### Work item
The task calls for each line of the records below in which the word "Διεθνές" appears.

(Items from a document page collection)
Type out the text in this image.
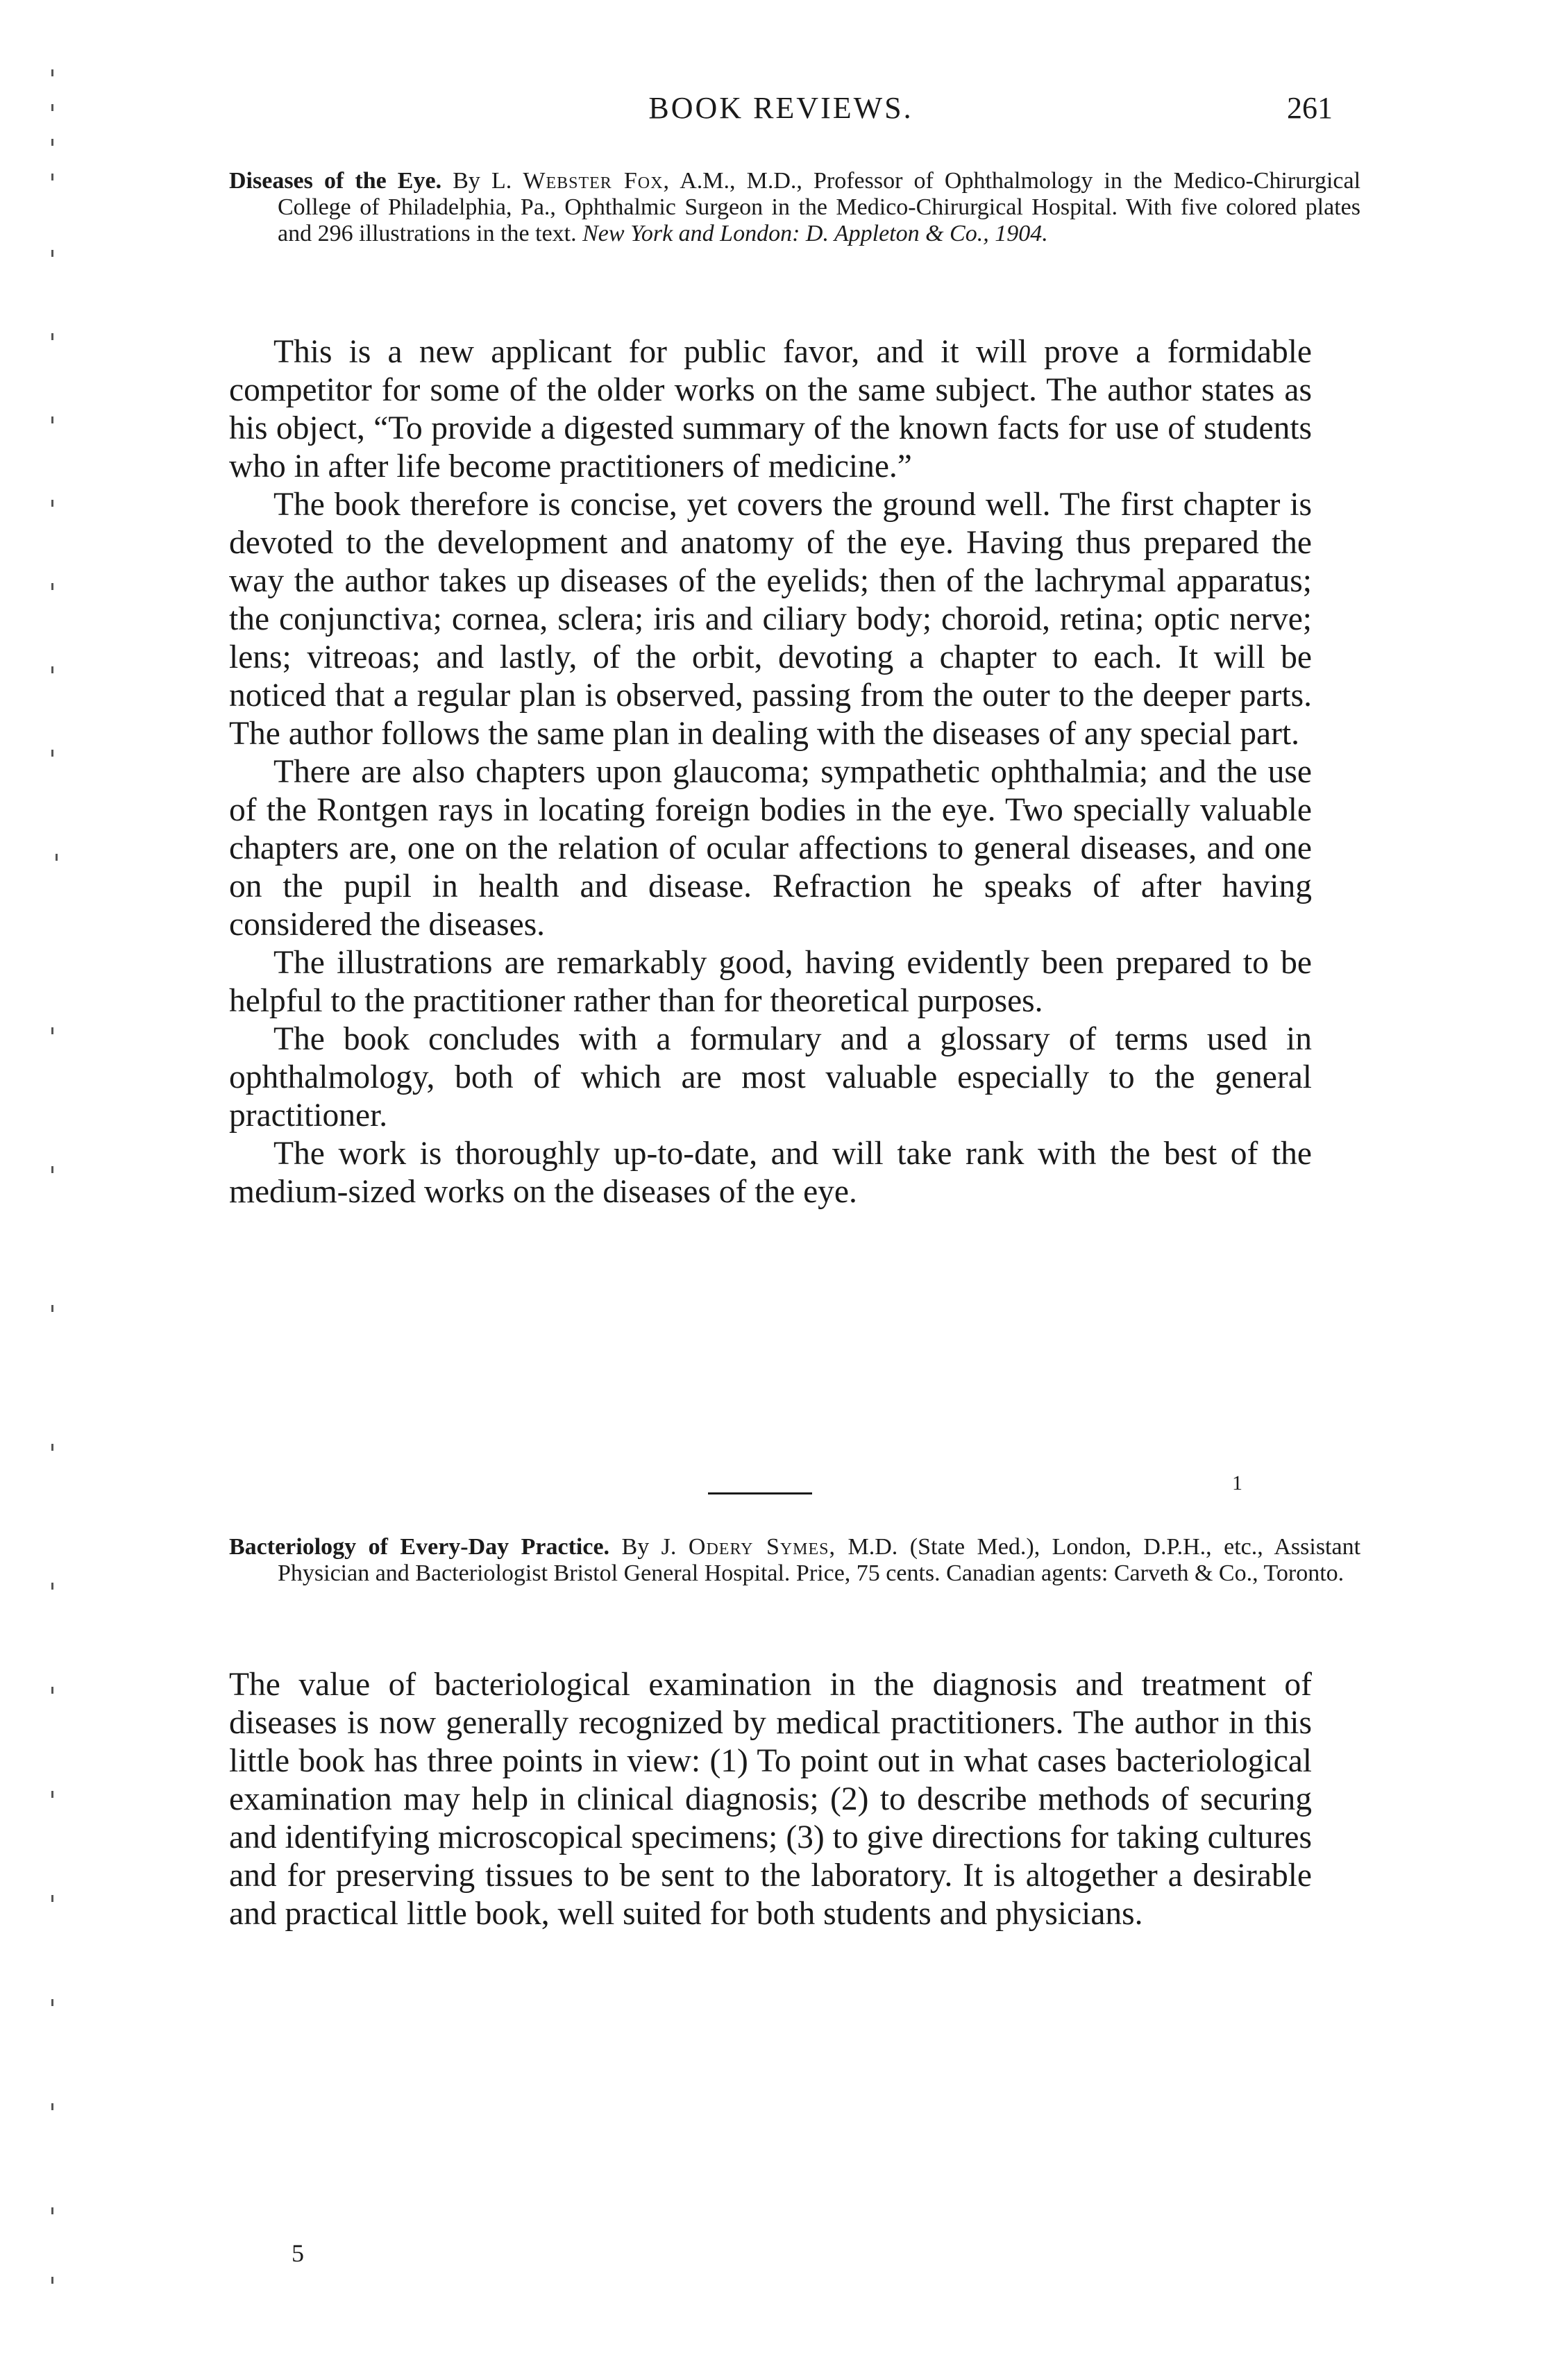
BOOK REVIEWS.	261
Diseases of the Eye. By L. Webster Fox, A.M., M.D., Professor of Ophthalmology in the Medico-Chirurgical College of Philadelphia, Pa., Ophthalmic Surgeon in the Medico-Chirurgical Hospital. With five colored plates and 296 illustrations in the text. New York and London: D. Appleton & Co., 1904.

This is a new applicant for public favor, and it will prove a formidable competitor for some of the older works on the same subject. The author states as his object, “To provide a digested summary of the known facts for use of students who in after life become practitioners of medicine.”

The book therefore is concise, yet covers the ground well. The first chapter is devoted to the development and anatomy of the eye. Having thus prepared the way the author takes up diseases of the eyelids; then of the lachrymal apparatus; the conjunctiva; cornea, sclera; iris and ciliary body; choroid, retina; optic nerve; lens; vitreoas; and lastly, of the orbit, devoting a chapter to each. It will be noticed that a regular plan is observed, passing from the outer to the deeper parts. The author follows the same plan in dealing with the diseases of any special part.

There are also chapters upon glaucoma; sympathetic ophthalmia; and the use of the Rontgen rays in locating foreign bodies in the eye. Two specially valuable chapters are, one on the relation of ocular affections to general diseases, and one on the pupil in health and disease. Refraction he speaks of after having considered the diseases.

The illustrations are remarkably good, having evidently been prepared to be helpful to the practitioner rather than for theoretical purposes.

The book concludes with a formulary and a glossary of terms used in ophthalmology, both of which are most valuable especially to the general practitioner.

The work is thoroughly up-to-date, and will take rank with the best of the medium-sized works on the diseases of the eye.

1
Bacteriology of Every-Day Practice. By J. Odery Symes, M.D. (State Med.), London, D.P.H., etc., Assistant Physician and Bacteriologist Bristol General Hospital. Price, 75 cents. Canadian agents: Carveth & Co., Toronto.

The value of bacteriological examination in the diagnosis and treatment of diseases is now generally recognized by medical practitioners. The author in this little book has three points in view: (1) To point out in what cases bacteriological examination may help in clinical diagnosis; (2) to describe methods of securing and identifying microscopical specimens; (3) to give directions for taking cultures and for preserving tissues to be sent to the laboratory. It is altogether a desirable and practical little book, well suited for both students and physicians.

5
--
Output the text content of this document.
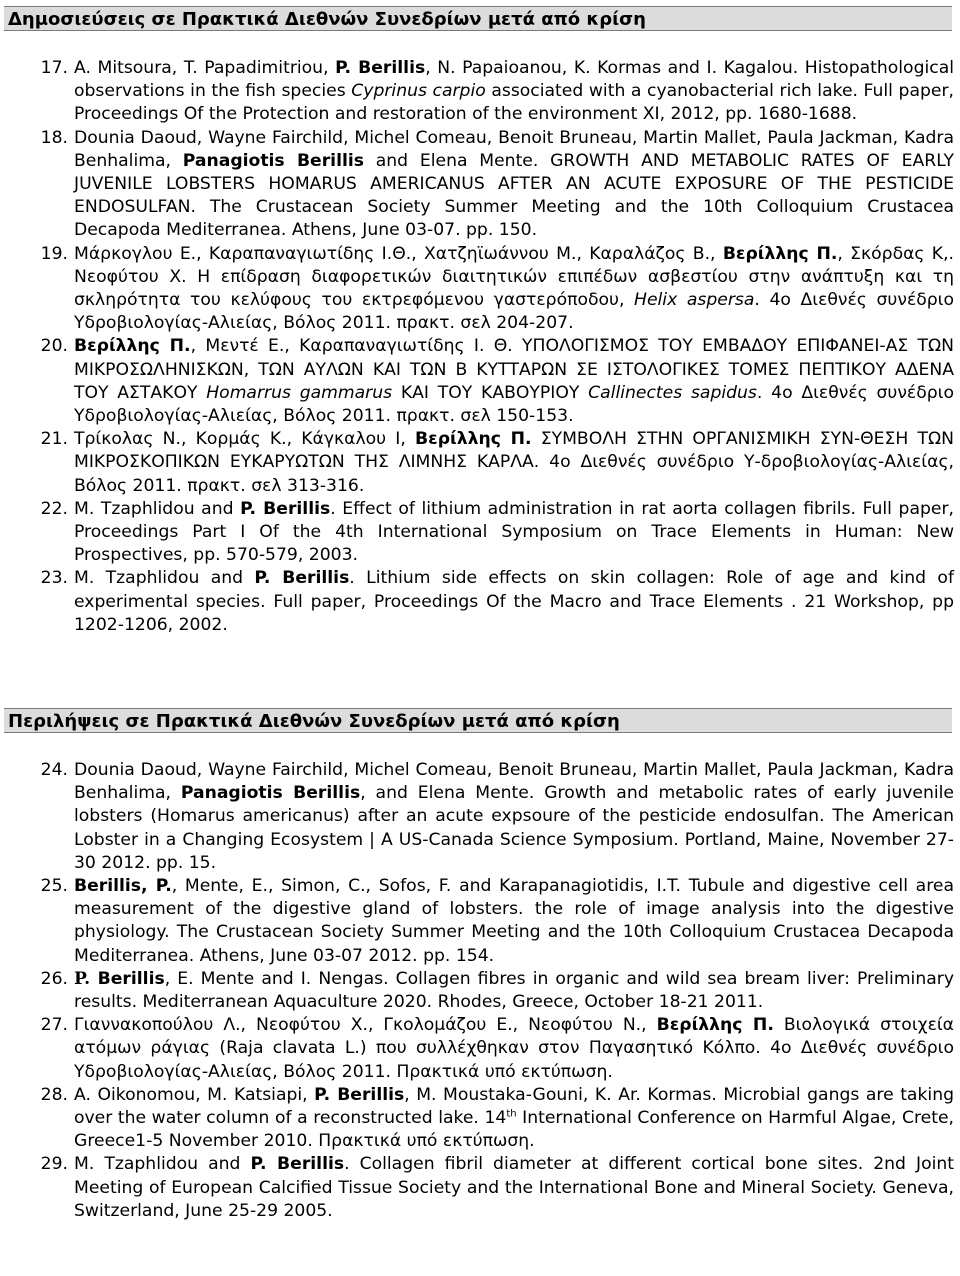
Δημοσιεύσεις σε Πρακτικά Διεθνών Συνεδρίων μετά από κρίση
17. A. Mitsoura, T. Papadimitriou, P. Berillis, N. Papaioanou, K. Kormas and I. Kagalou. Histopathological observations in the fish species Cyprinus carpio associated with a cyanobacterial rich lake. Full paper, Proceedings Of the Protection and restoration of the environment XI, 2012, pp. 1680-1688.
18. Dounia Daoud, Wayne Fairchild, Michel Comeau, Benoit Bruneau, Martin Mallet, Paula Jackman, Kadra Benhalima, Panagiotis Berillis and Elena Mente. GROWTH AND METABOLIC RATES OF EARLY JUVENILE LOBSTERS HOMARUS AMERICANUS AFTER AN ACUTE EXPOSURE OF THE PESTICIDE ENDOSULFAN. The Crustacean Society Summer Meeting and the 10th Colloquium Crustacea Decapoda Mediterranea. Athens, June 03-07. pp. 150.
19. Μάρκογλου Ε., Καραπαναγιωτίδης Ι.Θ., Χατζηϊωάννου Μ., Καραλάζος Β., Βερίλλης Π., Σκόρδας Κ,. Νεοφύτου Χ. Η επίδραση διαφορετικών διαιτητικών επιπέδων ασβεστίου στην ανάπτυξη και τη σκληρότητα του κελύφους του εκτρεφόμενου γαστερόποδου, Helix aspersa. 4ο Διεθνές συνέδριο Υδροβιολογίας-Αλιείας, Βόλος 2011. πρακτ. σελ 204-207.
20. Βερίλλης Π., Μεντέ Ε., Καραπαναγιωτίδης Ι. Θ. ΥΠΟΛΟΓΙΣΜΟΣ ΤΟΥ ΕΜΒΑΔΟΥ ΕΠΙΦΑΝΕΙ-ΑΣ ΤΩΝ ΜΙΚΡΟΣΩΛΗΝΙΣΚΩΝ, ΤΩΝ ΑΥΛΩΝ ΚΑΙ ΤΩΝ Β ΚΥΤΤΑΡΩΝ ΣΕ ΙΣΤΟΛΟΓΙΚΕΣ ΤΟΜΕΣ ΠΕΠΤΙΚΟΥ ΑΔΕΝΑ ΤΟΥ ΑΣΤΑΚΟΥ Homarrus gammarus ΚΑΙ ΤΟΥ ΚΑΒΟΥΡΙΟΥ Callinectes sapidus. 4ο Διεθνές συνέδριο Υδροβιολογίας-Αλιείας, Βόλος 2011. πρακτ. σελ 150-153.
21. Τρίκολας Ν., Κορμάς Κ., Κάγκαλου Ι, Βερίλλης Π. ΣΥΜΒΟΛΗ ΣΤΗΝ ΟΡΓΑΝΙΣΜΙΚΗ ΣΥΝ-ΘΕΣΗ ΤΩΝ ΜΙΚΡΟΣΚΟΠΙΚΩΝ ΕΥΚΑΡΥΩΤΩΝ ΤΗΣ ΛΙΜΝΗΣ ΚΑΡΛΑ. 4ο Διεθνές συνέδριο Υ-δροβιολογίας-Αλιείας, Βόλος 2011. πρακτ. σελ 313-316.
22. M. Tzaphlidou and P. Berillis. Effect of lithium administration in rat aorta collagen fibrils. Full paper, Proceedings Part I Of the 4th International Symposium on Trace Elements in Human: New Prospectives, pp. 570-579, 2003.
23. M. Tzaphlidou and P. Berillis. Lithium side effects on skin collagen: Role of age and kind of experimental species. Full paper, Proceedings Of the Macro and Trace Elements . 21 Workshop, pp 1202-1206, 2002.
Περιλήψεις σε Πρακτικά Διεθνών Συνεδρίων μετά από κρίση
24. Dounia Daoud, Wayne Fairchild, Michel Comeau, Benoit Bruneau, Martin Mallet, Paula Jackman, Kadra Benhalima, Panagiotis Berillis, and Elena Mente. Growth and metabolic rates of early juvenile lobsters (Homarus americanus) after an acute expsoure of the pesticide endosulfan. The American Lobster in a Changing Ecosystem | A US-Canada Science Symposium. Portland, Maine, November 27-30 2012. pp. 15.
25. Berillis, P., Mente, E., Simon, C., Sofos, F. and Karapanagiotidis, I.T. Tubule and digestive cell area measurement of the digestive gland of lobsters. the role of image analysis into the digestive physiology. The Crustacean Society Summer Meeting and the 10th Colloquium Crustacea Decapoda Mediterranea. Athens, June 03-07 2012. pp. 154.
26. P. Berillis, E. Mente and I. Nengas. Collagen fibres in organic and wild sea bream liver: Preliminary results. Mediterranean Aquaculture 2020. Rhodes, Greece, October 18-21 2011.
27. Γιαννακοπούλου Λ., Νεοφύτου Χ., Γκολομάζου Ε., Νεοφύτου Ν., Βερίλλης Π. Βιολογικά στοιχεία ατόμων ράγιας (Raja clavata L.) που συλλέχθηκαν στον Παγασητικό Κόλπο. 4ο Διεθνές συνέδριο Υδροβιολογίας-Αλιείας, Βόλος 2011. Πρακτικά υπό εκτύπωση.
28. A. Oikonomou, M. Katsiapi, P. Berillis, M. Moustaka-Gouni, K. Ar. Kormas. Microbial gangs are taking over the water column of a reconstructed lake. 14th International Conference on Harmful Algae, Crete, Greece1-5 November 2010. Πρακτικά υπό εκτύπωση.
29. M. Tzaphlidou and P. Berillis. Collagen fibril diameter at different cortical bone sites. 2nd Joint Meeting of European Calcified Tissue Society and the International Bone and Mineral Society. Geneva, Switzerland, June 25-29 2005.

### Answer to this exercise
19. Μάρκογλου Ε., Καραπαναγιωτίδης Ι.Θ., Χατζηϊωάννου Μ., Καραλάζος Β., Βερίλλης Π., Σκόρδας Κ,. Νεοφύτου Χ. Η επίδραση διαφορετικών διαιτητικών επιπέδων ασβεστίου στην ανάπτυξη και τη σκληρότητα του κελύφους του εκτρεφόμενου γαστερόποδου, Helix aspersa. 4ο Διεθνές συνέδριο Υδροβιολογίας-Αλιείας, Βόλος 2011. πρακτ. σελ 204-207.
20. Βερίλλης Π., Μεντέ Ε., Καραπαναγιωτίδης Ι. Θ. ΥΠΟΛΟΓΙΣΜΟΣ ΤΟΥ ΕΜΒΑΔΟΥ ΕΠΙΦΑΝΕΙ-ΑΣ ΤΩΝ ΜΙΚΡΟΣΩΛΗΝΙΣΚΩΝ, ΤΩΝ ΑΥΛΩΝ ΚΑΙ ΤΩΝ Β ΚΥΤΤΑΡΩΝ ΣΕ ΙΣΤΟΛΟΓΙΚΕΣ ΤΟΜΕΣ ΠΕΠΤΙΚΟΥ ΑΔΕΝΑ ΤΟΥ ΑΣΤΑΚΟΥ Homarrus gammarus ΚΑΙ ΤΟΥ ΚΑΒΟΥΡΙΟΥ Callinectes sapidus. 4ο Διεθνές συνέδριο Υδροβιολογίας-Αλιείας, Βόλος 2011. πρακτ. σελ 150-153.
21. Τρίκολας Ν., Κορμάς Κ., Κάγκαλου Ι, Βερίλλης Π. ΣΥΜΒΟΛΗ ΣΤΗΝ ΟΡΓΑΝΙΣΜΙΚΗ ΣΥΝ-ΘΕΣΗ ΤΩΝ ΜΙΚΡΟΣΚΟΠΙΚΩΝ ΕΥΚΑΡΥΩΤΩΝ ΤΗΣ ΛΙΜΝΗΣ ΚΑΡΛΑ. 4ο Διεθνές συνέδριο Υ-δροβιολογίας-Αλιείας, Βόλος 2011. πρακτ. σελ 313-316.
27. Γιαννακοπούλου Λ., Νεοφύτου Χ., Γκολομάζου Ε., Νεοφύτου Ν., Βερίλλης Π. Βιολογικά στοιχεία ατόμων ράγιας (Raja clavata L.) που συλλέχθηκαν στον Παγασητικό Κόλπο. 4ο Διεθνές συνέδριο Υδροβιολογίας-Αλιείας, Βόλος 2011. Πρακτικά υπό εκτύπωση.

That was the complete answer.